### STATED TASK
Look through the lines below and state how many hold the word "test". Write only the number.

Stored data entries
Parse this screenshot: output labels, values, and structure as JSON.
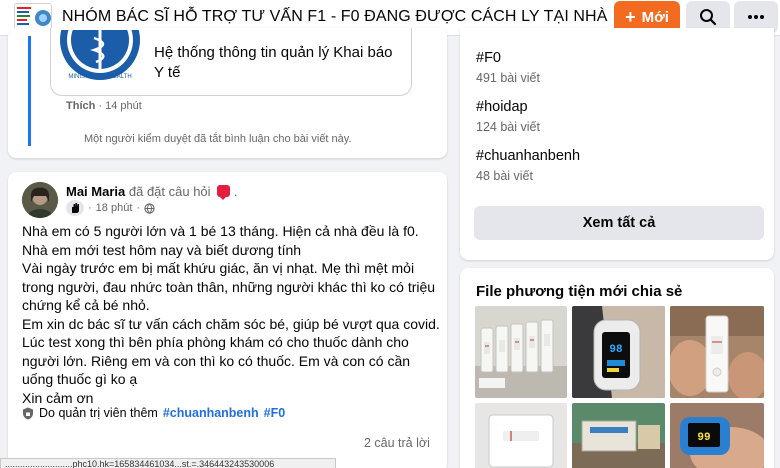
{
  "header": {
    "group_title": "NHÓM BÁC SĨ HỖ TRỢ TƯ VẤN F1 - F0 ĐANG ĐƯỢC CÁCH LY TẠI NHÀ",
    "new_button": "Mới",
    "new_button_icon": "plus-icon",
    "search_icon": "search-icon",
    "more_icon": "more-icon"
  },
  "shared_link": {
    "title": "Hệ thống thông tin quản lý Khai báo Y tế",
    "seal_text": "MINISTRY OF HEALTH",
    "like_label": "Thích",
    "time": "14 phút"
  },
  "moderation_note": "Một người kiểm duyệt đã tắt bình luận cho bài viết này.",
  "post": {
    "author": "Mai Maria",
    "action": "đã đặt câu hỏi",
    "time": "18 phút",
    "body": [
      "Nhà em có 5 người lớn và 1 bé 13 tháng. Hiện cả nhà đều là f0. Nhà em mới test hôm nay và biết dương tính",
      "Vài ngày trước em bị mất khứu giác, ăn vị nhạt. Mẹ thì mệt mỏi trong người, đau nhức toàn thân, những người khác thì ko có triệu chứng kể cả bé nhỏ.",
      "Em xin dc bác sĩ tư vấn cách chăm sóc bé, giúp bé vượt qua covid. Lúc test xong thì bên phía phòng khám có cho thuốc dành cho người lớn. Riêng em và con thì ko có thuốc. Em và con có cần uống thuốc gì ko ạ",
      "Xin cảm ơn"
    ],
    "admin_label": "Do quản trị viên thêm",
    "tags": [
      "#chuanhanbenh",
      "#F0"
    ],
    "replies": "2 câu trả lời"
  },
  "status_url": "...........................phc10.hk=165834461034...st.=.346443243530006",
  "topics": {
    "items": [
      {
        "name": "#F0",
        "count": "491 bài viết"
      },
      {
        "name": "#hoidap",
        "count": "124 bài viết"
      },
      {
        "name": "#chuanhanbenh",
        "count": "48 bài viết"
      }
    ],
    "see_all": "Xem tất cả"
  },
  "media": {
    "title": "File phương tiện mới chia sẻ",
    "oximeter_reading": "98",
    "oximeter_reading_2": "99"
  },
  "colors": {
    "accent": "#f26b21",
    "link": "#216fdb",
    "quote_bar": "#1877f2",
    "question_badge": "#e41e3f"
  }
}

### WORKED SOLUTION
2